Excerpt from a dataset:
* * * * *
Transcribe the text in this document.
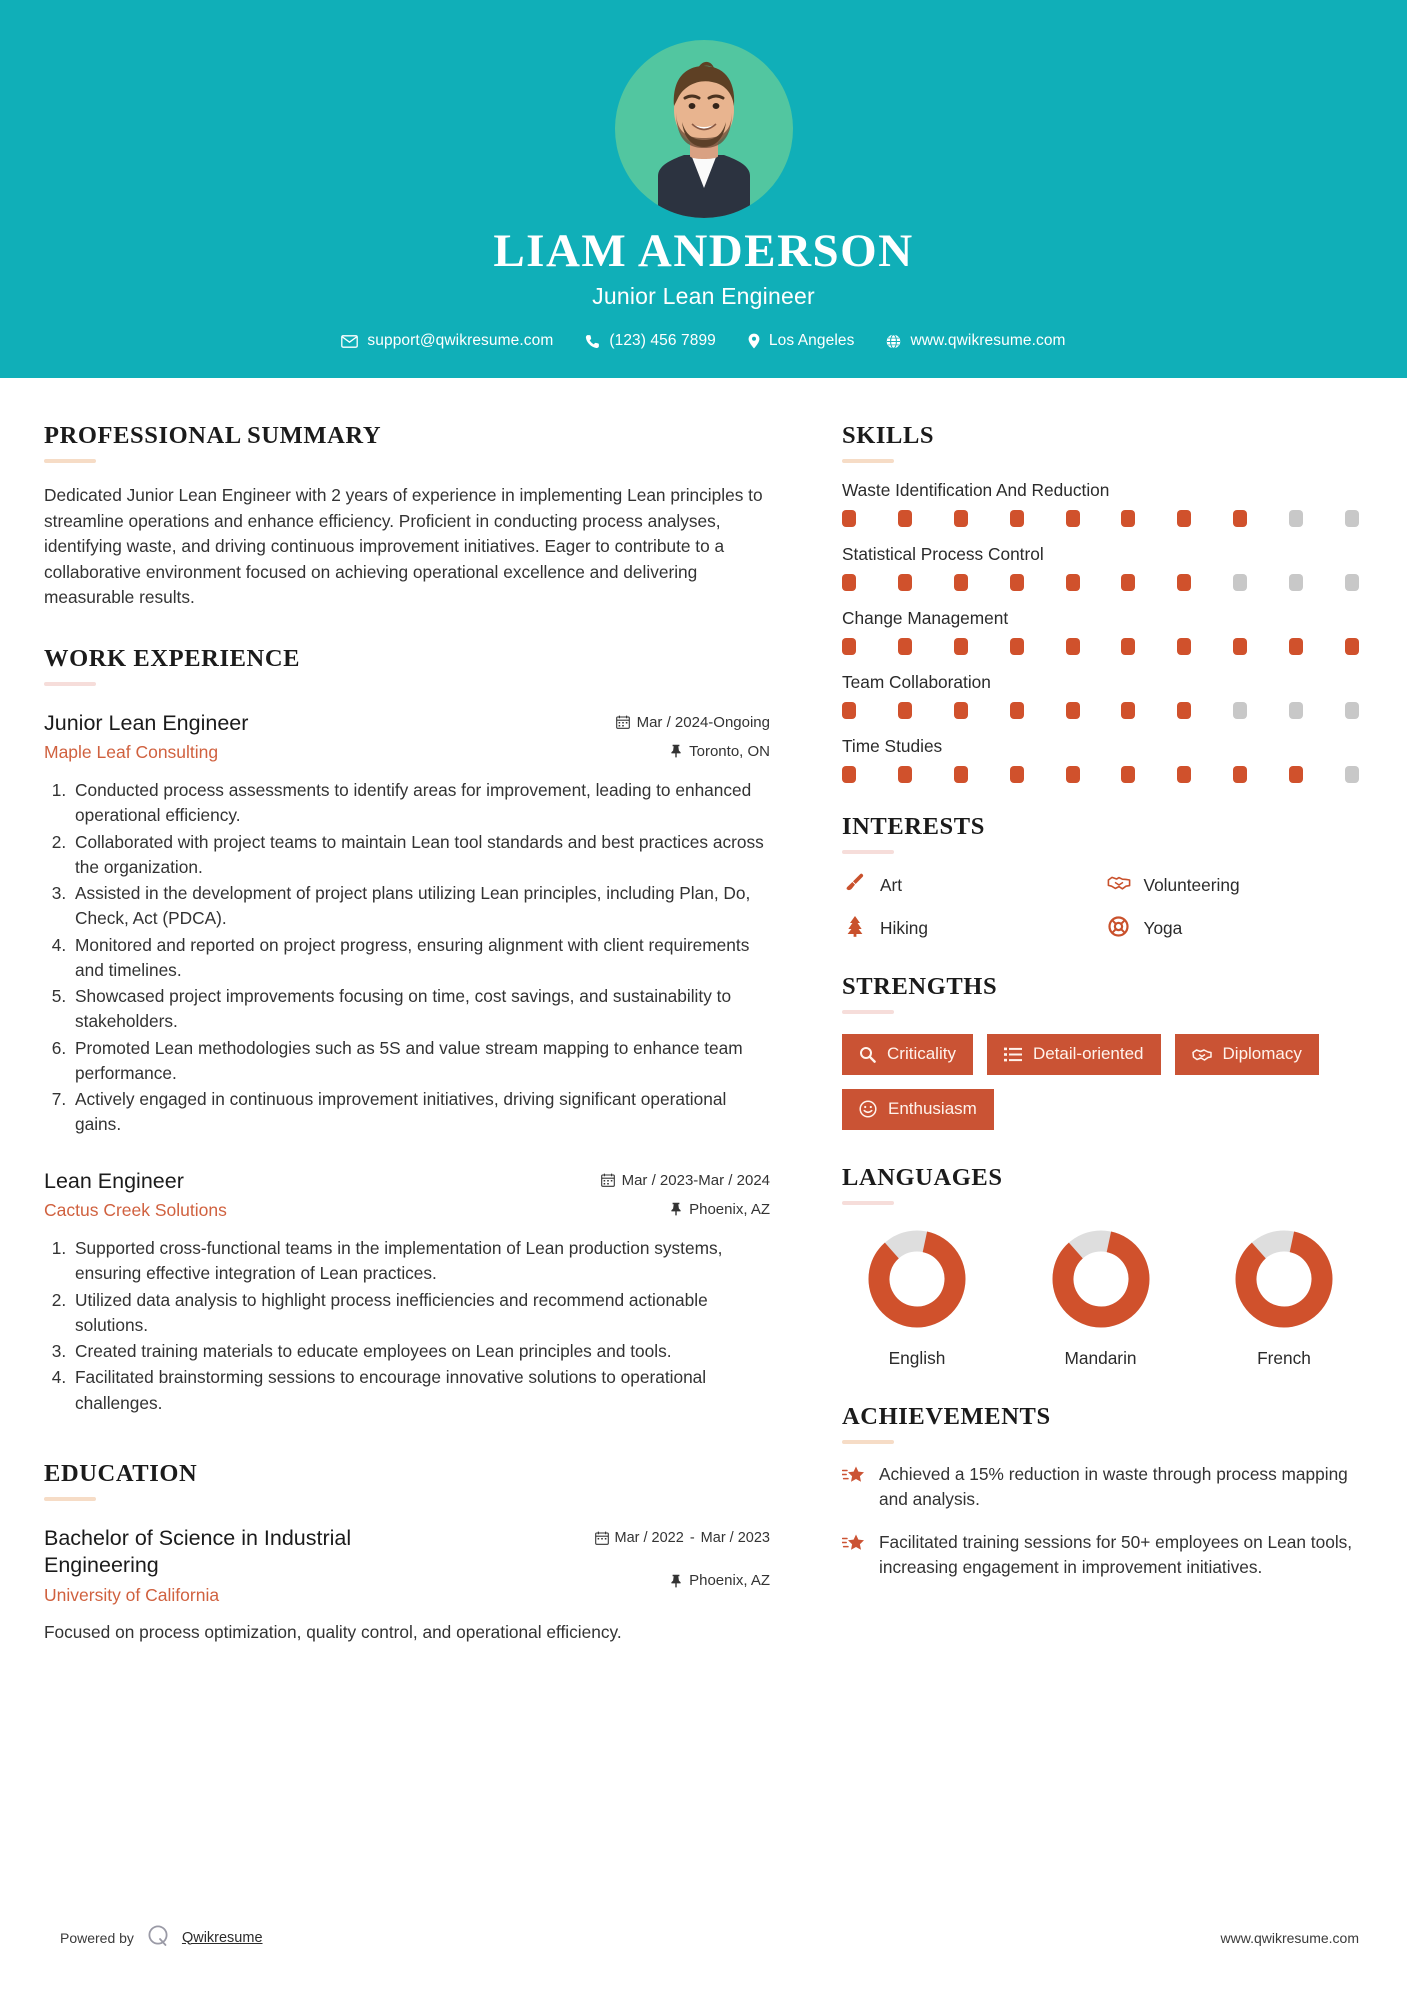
LIAM ANDERSON
Junior Lean Engineer
support@qwikresume.com	(123) 456 7899	Los Angeles	www.qwikresume.com
PROFESSIONAL SUMMARY

Dedicated Junior Lean Engineer with 2 years of experience in implementing Lean principles to streamline operations and enhance efficiency. Proficient in conducting process analyses, identifying waste, and driving continuous improvement initiatives. Eager to contribute to a collaborative environment focused on achieving operational excellence and delivering measurable results.

WORK EXPERIENCE
Junior Lean Engineer
Maple Leaf Consulting
Mar / 2024-Ongoing
Toronto, ON
1. Conducted process assessments to identify areas for improvement, leading to enhanced operational efficiency.
2. Collaborated with project teams to maintain Lean tool standards and best practices across the organization.
3. Assisted in the development of project plans utilizing Lean principles, including Plan, Do, Check, Act (PDCA).
4. Monitored and reported on project progress, ensuring alignment with client requirements and timelines.
5. Showcased project improvements focusing on time, cost savings, and sustainability to stakeholders.
6. Promoted Lean methodologies such as 5S and value stream mapping to enhance team performance.
7. Actively engaged in continuous improvement initiatives, driving significant operational gains.
Lean Engineer
Cactus Creek Solutions
Mar / 2023-Mar / 2024
Phoenix, AZ
1. Supported cross-functional teams in the implementation of Lean production systems, ensuring effective integration of Lean practices.
2. Utilized data analysis to highlight process inefficiencies and recommend actionable solutions.
3. Created training materials to educate employees on Lean principles and tools.
4. Facilitated brainstorming sessions to encourage innovative solutions to operational challenges.
EDUCATION
Bachelor of Science in Industrial Engineering
University of California
Mar / 2022 - Mar / 2023
Phoenix, AZ

Focused on process optimization, quality control, and operational efficiency.

SKILLS
Waste Identification And Reduction
Statistical Process Control
Change Management
Team Collaboration
Time Studies
INTERESTS
Art	Volunteering
Hiking	Yoga
STRENGTHS
Criticality	Detail-oriented	Diplomacy
Enthusiasm
LANGUAGES
English	Mandarin	French
ACHIEVEMENTS
Achieved a 15% reduction in waste through process mapping and analysis.
Facilitated training sessions for 50+ employees on Lean tools, increasing engagement in improvement initiatives.
Powered by	Qwikresume	www.qwikresume.com
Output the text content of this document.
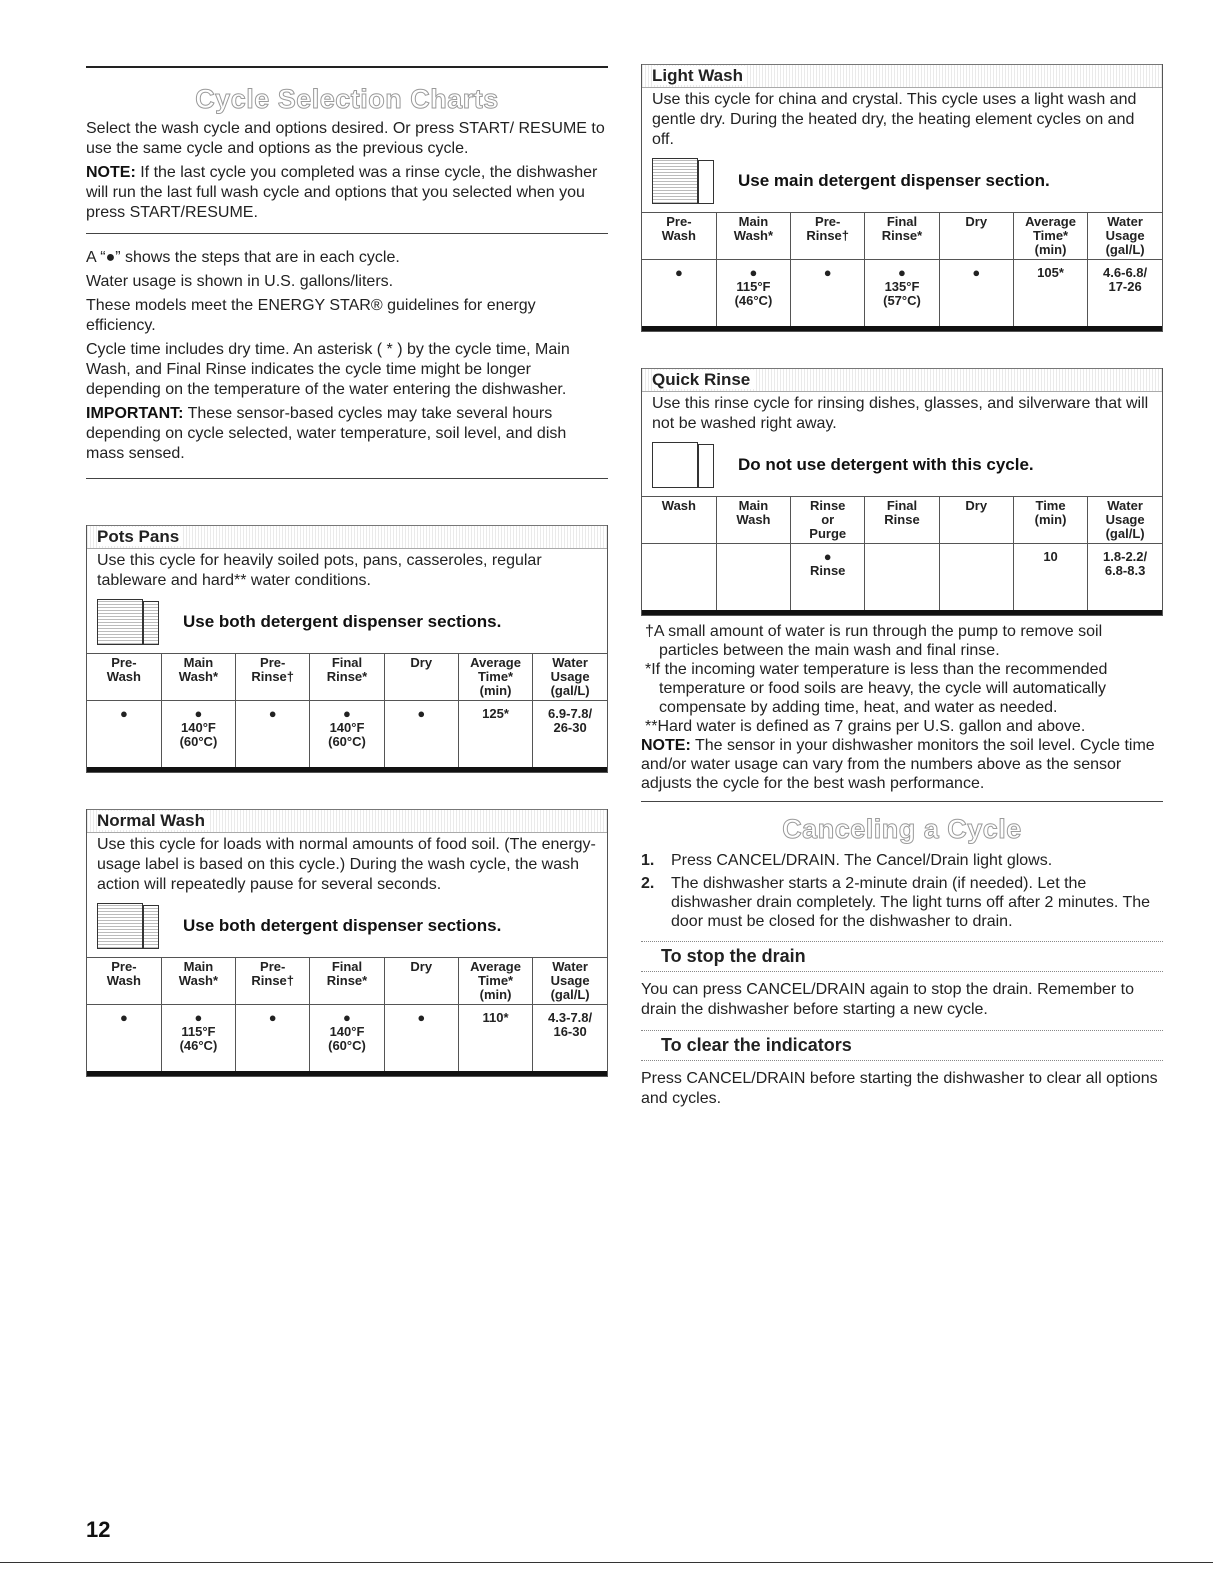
Cycle Selection Charts

Select the wash cycle and options desired. Or press START/ RESUME to use the same cycle and options as the previous cycle.

NOTE: If the last cycle you completed was a rinse cycle, the dishwasher will run the last full wash cycle and options that you selected when you press START/RESUME.

A “●” shows the steps that are in each cycle.

Water usage is shown in U.S. gallons/liters.

These models meet the ENERGY STAR® guidelines for energy efficiency.

Cycle time includes dry time. An asterisk ( * ) by the cycle time, Main Wash, and Final Rinse indicates the cycle time might be longer depending on the temperature of the water entering the dishwasher.

IMPORTANT: These sensor-based cycles may take several hours depending on cycle selected, water temperature, soil level, and dish mass sensed.

Pots Pans
Use this cycle for heavily soiled pots, pans, casseroles, regular tableware and hard** water conditions.
Use both detergent dispenser sections.
Pre-
Wash	Main
Wash*	Pre-
Rinse†	Final
Rinse*	Dry	Average
Time*
(min)	Water
Usage
(gal/L)

●	●
140°F
(60°C)	●	●
140°F
(60°C)	●	125*	6.9-7.8/
26-30
Normal Wash
Use this cycle for loads with normal amounts of food soil. (The energy-usage label is based on this cycle.) During the wash cycle, the wash action will repeatedly pause for several seconds.
Use both detergent dispenser sections.
Pre-
Wash	Main
Wash*	Pre-
Rinse†	Final
Rinse*	Dry	Average
Time*
(min)	Water
Usage
(gal/L)

●	●
115°F
(46°C)	●	●
140°F
(60°C)	●	110*	4.3-7.8/
16-30
Light Wash
Use this cycle for china and crystal. This cycle uses a light wash and gentle dry. During the heated dry, the heating element cycles on and off.
Use main detergent dispenser section.
Pre-
Wash	Main
Wash*	Pre-
Rinse†	Final
Rinse*	Dry	Average
Time*
(min)	Water
Usage
(gal/L)

●	●
115°F
(46°C)	●	●
135°F
(57°C)	●	105*	4.6-6.8/
17-26
Quick Rinse
Use this rinse cycle for rinsing dishes, glasses, and silverware that will not be washed right away.
Do not use detergent with this cycle.
Wash	Main
Wash	Rinse
or
Purge	Final
Rinse	Dry	Time
(min)	Water
Usage
(gal/L)

		●
Rinse			10	1.8-2.2/
6.8-8.3

†A small amount of water is run through the pump to remove soil particles between the main wash and final rinse.

*If the incoming water temperature is less than the recommended temperature or food soils are heavy, the cycle will automatically compensate by adding time, heat, and water as needed.

**Hard water is defined as 7 grains per U.S. gallon and above.

NOTE: The sensor in your dishwasher monitors the soil level. Cycle time and/or water usage can vary from the numbers above as the sensor adjusts the cycle for the best wash performance.

Canceling a Cycle
1.	Press CANCEL/DRAIN. The Cancel/Drain light glows.
2.	The dishwasher starts a 2-minute drain (if needed). Let the dishwasher drain completely. The light turns off after 2 minutes. The door must be closed for the dishwasher to drain.
To stop the drain

You can press CANCEL/DRAIN again to stop the drain. Remember to drain the dishwasher before starting a new cycle.

To clear the indicators

Press CANCEL/DRAIN before starting the dishwasher to clear all options and cycles.

12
* * * * *
» SHORT TASK:
Extract all lines containing the word "During".

» THE COMPLETED TASK:
Use this cycle for loads with normal amounts of food soil. (The energy-usage label is based on this cycle.) During the wash cycle, the wash action will repeatedly pause for several seconds.
Use this cycle for china and crystal. This cycle uses a light wash and gentle dry. During the heated dry, the heating element cycles on and off.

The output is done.